> _DATA TO PROCESS_
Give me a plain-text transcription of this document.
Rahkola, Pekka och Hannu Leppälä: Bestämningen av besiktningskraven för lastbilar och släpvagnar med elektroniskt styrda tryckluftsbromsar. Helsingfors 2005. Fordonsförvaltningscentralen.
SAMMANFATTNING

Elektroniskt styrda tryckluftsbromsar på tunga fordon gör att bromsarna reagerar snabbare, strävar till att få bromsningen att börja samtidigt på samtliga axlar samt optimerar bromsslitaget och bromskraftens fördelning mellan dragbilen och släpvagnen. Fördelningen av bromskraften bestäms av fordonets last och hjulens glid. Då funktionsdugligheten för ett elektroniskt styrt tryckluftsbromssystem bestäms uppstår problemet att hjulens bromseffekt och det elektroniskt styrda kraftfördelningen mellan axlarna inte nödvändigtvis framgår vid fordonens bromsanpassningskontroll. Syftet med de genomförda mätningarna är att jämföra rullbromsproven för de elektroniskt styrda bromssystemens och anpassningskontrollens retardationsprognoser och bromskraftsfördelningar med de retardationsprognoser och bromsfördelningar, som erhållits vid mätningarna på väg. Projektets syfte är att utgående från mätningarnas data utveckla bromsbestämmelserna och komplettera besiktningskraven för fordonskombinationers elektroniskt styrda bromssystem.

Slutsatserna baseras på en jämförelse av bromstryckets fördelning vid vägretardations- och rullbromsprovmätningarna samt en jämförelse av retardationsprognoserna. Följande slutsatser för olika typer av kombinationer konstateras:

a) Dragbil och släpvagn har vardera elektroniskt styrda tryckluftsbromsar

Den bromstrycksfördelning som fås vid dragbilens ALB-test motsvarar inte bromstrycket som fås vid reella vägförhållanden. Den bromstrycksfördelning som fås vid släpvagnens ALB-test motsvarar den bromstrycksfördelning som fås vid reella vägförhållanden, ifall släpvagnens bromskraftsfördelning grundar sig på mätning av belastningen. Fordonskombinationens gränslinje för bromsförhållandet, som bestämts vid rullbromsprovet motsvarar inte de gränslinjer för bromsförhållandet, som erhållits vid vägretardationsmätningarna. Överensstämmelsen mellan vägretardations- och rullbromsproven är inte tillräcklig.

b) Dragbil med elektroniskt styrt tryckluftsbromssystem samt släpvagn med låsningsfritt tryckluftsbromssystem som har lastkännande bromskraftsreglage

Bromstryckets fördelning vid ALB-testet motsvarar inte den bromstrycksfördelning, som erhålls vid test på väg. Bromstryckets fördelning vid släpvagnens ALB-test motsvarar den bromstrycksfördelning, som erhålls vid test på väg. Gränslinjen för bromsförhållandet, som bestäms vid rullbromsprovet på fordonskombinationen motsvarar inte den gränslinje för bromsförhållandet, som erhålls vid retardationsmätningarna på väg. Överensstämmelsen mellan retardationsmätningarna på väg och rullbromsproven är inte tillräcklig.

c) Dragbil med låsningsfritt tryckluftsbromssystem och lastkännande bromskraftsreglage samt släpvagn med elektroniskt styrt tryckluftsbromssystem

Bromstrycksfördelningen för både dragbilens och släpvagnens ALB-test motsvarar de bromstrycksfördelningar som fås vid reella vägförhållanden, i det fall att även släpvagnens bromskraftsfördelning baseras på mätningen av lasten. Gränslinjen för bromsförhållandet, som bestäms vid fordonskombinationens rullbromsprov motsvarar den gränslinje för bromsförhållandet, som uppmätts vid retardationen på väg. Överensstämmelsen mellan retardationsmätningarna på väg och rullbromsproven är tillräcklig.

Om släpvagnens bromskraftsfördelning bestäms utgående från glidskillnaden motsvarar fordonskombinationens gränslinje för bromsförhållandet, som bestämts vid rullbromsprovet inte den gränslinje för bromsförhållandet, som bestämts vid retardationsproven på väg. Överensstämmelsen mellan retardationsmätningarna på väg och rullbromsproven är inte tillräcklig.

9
---
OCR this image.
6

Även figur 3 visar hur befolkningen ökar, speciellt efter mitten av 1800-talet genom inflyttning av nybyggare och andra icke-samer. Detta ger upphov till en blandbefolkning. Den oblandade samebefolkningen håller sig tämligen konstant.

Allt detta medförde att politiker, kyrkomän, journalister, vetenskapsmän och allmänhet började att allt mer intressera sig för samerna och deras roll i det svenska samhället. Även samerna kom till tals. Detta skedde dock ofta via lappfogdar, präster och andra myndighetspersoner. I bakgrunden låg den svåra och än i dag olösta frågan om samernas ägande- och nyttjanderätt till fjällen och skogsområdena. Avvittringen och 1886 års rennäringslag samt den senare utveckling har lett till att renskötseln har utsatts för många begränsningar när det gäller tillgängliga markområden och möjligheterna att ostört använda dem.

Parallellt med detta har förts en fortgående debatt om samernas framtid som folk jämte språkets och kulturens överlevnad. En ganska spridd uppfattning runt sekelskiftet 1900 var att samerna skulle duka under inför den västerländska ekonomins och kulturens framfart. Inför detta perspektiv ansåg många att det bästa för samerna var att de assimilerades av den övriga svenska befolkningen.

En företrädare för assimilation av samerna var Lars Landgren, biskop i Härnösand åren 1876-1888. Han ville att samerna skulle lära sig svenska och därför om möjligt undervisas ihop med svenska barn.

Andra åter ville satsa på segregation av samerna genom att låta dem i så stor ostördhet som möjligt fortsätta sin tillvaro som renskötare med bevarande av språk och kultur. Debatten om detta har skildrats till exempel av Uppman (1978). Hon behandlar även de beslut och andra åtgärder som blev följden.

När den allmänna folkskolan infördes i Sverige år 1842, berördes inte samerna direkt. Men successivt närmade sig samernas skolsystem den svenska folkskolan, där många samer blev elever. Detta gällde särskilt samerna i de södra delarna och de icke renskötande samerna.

> _EXERCISE DIRECTIONS_
Sift through the material above and copy the lines that contain the word "besiktningskraven".

> _OUTPUT FOR THIS TASK_
Rahkola, Pekka och Hannu Leppälä: Bestämningen av besiktningskraven för lastbilar och släpvagnar med elektroniskt styrda tryckluftsbromsar. Helsingfors 2005. Fordonsförvaltningscentralen.
Elektroniskt styrda tryckluftsbromsar på tunga fordon gör att bromsarna reagerar snabbare, strävar till att få bromsningen att börja samtidigt på samtliga axlar samt optimerar bromsslitaget och bromskraftens fördelning mellan dragbilen och släpvagnen. Fördelningen av bromskraften bestäms av fordonets last och hjulens glid. Då funktionsdugligheten för ett elektroniskt styrt tryckluftsbromssystem bestäms uppstår problemet att hjulens bromseffekt och det elektroniskt styrda kraftfördelningen mellan axlarna inte nödvändigtvis framgår vid fordonens bromsanpassningskontroll. Syftet med de genomförda mätningarna är att jämföra rullbromsproven för de elektroniskt styrda bromssystemens och anpassningskontrollens retardationsprognoser och bromskraftsfördelningar med de retardationsprognoser och bromsfördelningar, som erhållits vid mätningarna på väg. Projektets syfte är att utgående från mätningarnas data utveckla bromsbestämmelserna och komplettera besiktningskraven för fordonskombinationers elektroniskt styrda bromssystem.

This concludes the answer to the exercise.